**Given exercise**
Return the entries below in their exact form, leaving the pictures out.

[Data items]
--- Begin ---

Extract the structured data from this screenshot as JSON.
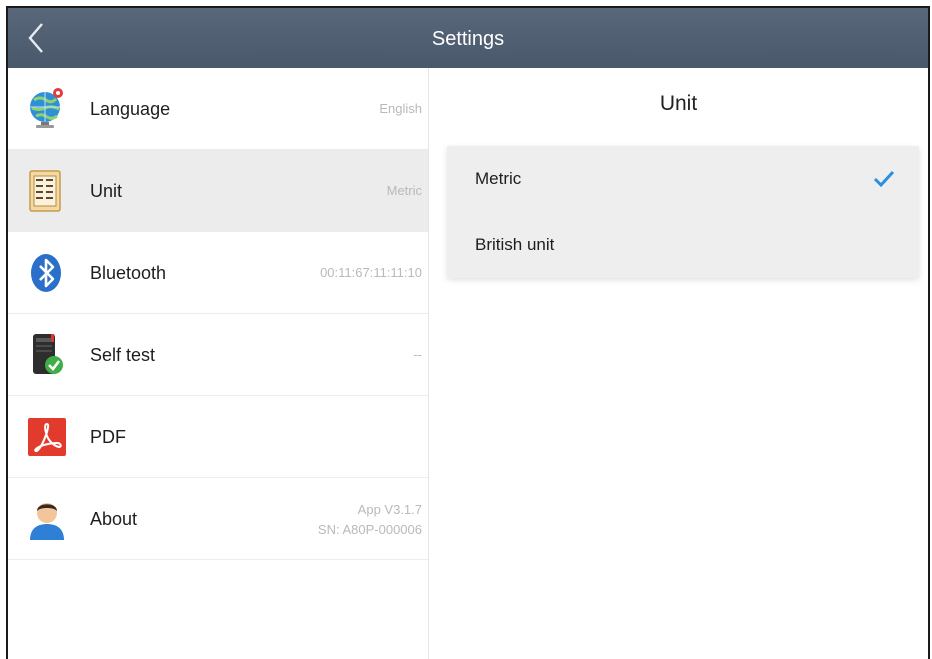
{
  "header": {
    "title": "Settings",
    "back_icon": "chevron-left-icon"
  },
  "sidebar": {
    "items": [
      {
        "label": "Language",
        "value": "English",
        "icon": "globe-icon"
      },
      {
        "label": "Unit",
        "value": "Metric",
        "icon": "unit-table-icon",
        "selected": true
      },
      {
        "label": "Bluetooth",
        "value": "00:11:67:11:11:10",
        "icon": "bluetooth-icon"
      },
      {
        "label": "Self test",
        "value": "--",
        "icon": "device-check-icon"
      },
      {
        "label": "PDF",
        "value": "",
        "icon": "pdf-icon"
      },
      {
        "label": "About",
        "value_line1": "App V3.1.7",
        "value_line2": "SN: A80P-000006",
        "icon": "user-icon"
      }
    ]
  },
  "unit_panel": {
    "title": "Unit",
    "options": [
      {
        "label": "Metric",
        "checked": true
      },
      {
        "label": "British unit",
        "checked": false
      }
    ]
  },
  "colors": {
    "header_bg": "#4f5d71",
    "check": "#2b8fe0",
    "selected_row": "#ececec"
  }
}
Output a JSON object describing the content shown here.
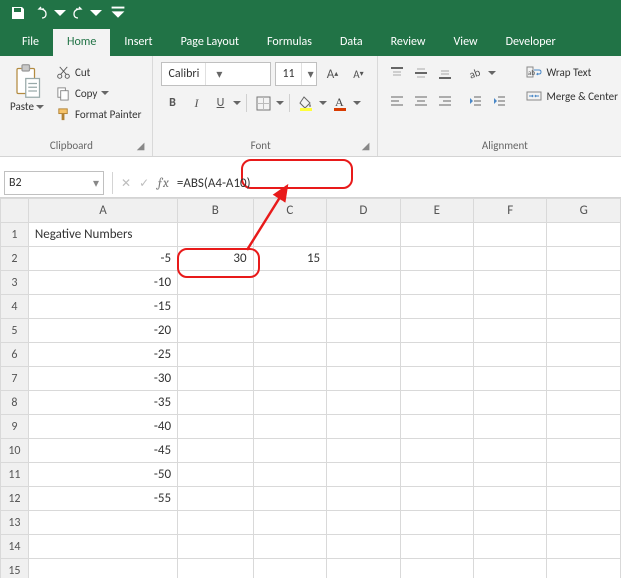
{
  "qat": {
    "save": "save",
    "undo": "undo",
    "redo": "redo"
  },
  "tabs": [
    "File",
    "Home",
    "Insert",
    "Page Layout",
    "Formulas",
    "Data",
    "Review",
    "View",
    "Developer"
  ],
  "active_tab": 1,
  "ribbon": {
    "clipboard": {
      "label": "Clipboard",
      "paste": "Paste",
      "cut": "Cut",
      "copy": "Copy",
      "fmt": "Format Painter"
    },
    "font": {
      "label": "Font",
      "name": "Calibri",
      "size": "11",
      "bold": "B",
      "italic": "I",
      "underline": "U"
    },
    "alignment": {
      "label": "Alignment",
      "wrap": "Wrap Text",
      "merge": "Merge & Center"
    }
  },
  "namebox": "B2",
  "formula": "=ABS(A4-A10)",
  "columns": [
    "A",
    "B",
    "C",
    "D",
    "E",
    "F",
    "G"
  ],
  "rows": [
    "1",
    "2",
    "3",
    "4",
    "5",
    "6",
    "7",
    "8",
    "9",
    "10",
    "11",
    "12",
    "13",
    "14",
    "15"
  ],
  "cells": {
    "A1": "Negative Numbers",
    "A2": "-5",
    "A3": "-10",
    "A4": "-15",
    "A5": "-20",
    "A6": "-25",
    "A7": "-30",
    "A8": "-35",
    "A9": "-40",
    "A10": "-45",
    "A11": "-50",
    "A12": "-55",
    "B2": "30",
    "C2": "15"
  },
  "chart_data": {
    "type": "table",
    "columns": [
      "A",
      "B",
      "C"
    ],
    "rows": [
      {
        "row": 1,
        "A": "Negative Numbers"
      },
      {
        "row": 2,
        "A": -5,
        "B": 30,
        "C": 15
      },
      {
        "row": 3,
        "A": -10
      },
      {
        "row": 4,
        "A": -15
      },
      {
        "row": 5,
        "A": -20
      },
      {
        "row": 6,
        "A": -25
      },
      {
        "row": 7,
        "A": -30
      },
      {
        "row": 8,
        "A": -35
      },
      {
        "row": 9,
        "A": -40
      },
      {
        "row": 10,
        "A": -45
      },
      {
        "row": 11,
        "A": -50
      },
      {
        "row": 12,
        "A": -55
      }
    ],
    "active_cell": "B2",
    "formula_bar": "=ABS(A4-A10)"
  }
}
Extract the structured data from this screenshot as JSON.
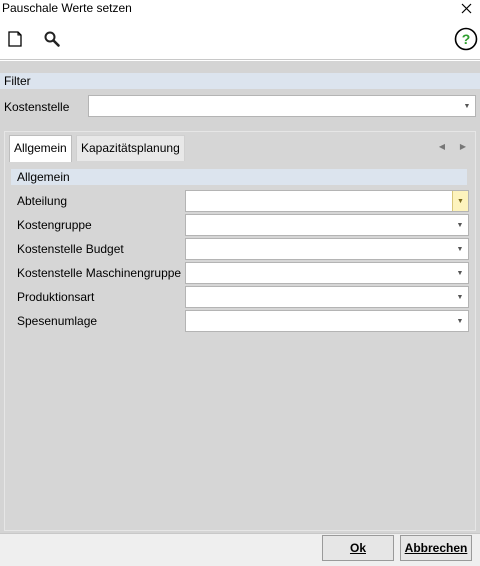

--- End ---

**Solved problem**
Extract the structured data from this screenshot as JSON.
{
  "header": {
    "title": "Settings",
    "back_icon": "chevron-left-icon"
  },
  "sidebar": {
    "items": [
      {
        "label": "Language",
        "value": "English",
        "icon": "globe-icon"
      },
      {
        "label": "Unit",
        "value": "Metric",
        "icon": "unit-table-icon",
        "selected": true
      },
      {
        "label": "Bluetooth",
        "value": "00:11:67:11:11:10",
        "icon": "bluetooth-icon"
      },
      {
        "label": "Self test",
        "value": "--",
        "icon": "device-check-icon"
      },
      {
        "label": "PDF",
        "value": "",
        "icon": "pdf-icon"
      },
      {
        "label": "About",
        "value_line1": "App V3.1.7",
        "value_line2": "SN: A80P-000006",
        "icon": "user-icon"
      }
    ]
  },
  "unit_panel": {
    "title": "Unit",
    "options": [
      {
        "label": "Metric",
        "checked": true
      },
      {
        "label": "British unit",
        "checked": false
      }
    ]
  },
  "colors": {
    "header_bg": "#4f5d71",
    "check": "#2b8fe0",
    "selected_row": "#ececec"
  }
}
Output a JSON object describing the content shown here.
{
  "qat": {
    "save": "save",
    "undo": "undo",
    "redo": "redo"
  },
  "tabs": [
    "File",
    "Home",
    "Insert",
    "Page Layout",
    "Formulas",
    "Data",
    "Review",
    "View",
    "Developer"
  ],
  "active_tab": 1,
  "ribbon": {
    "clipboard": {
      "label": "Clipboard",
      "paste": "Paste",
      "cut": "Cut",
      "copy": "Copy",
      "fmt": "Format Painter"
    },
    "font": {
      "label": "Font",
      "name": "Calibri",
      "size": "11",
      "bold": "B",
      "italic": "I",
      "underline": "U"
    },
    "alignment": {
      "label": "Alignment",
      "wrap": "Wrap Text",
      "merge": "Merge & Center"
    }
  },
  "namebox": "B2",
  "formula": "=ABS(A4-A10)",
  "columns": [
    "A",
    "B",
    "C",
    "D",
    "E",
    "F",
    "G"
  ],
  "rows": [
    "1",
    "2",
    "3",
    "4",
    "5",
    "6",
    "7",
    "8",
    "9",
    "10",
    "11",
    "12",
    "13",
    "14",
    "15"
  ],
  "cells": {
    "A1": "Negative Numbers",
    "A2": "-5",
    "A3": "-10",
    "A4": "-15",
    "A5": "-20",
    "A6": "-25",
    "A7": "-30",
    "A8": "-35",
    "A9": "-40",
    "A10": "-45",
    "A11": "-50",
    "A12": "-55",
    "B2": "30",
    "C2": "15"
  },
  "chart_data": {
    "type": "table",
    "columns": [
      "A",
      "B",
      "C"
    ],
    "rows": [
      {
        "row": 1,
        "A": "Negative Numbers"
      },
      {
        "row": 2,
        "A": -5,
        "B": 30,
        "C": 15
      },
      {
        "row": 3,
        "A": -10
      },
      {
        "row": 4,
        "A": -15
      },
      {
        "row": 5,
        "A": -20
      },
      {
        "row": 6,
        "A": -25
      },
      {
        "row": 7,
        "A": -30
      },
      {
        "row": 8,
        "A": -35
      },
      {
        "row": 9,
        "A": -40
      },
      {
        "row": 10,
        "A": -45
      },
      {
        "row": 11,
        "A": -50
      },
      {
        "row": 12,
        "A": -55
      }
    ],
    "active_cell": "B2",
    "formula_bar": "=ABS(A4-A10)"
  }
}
Extract the structured data from this screenshot as JSON.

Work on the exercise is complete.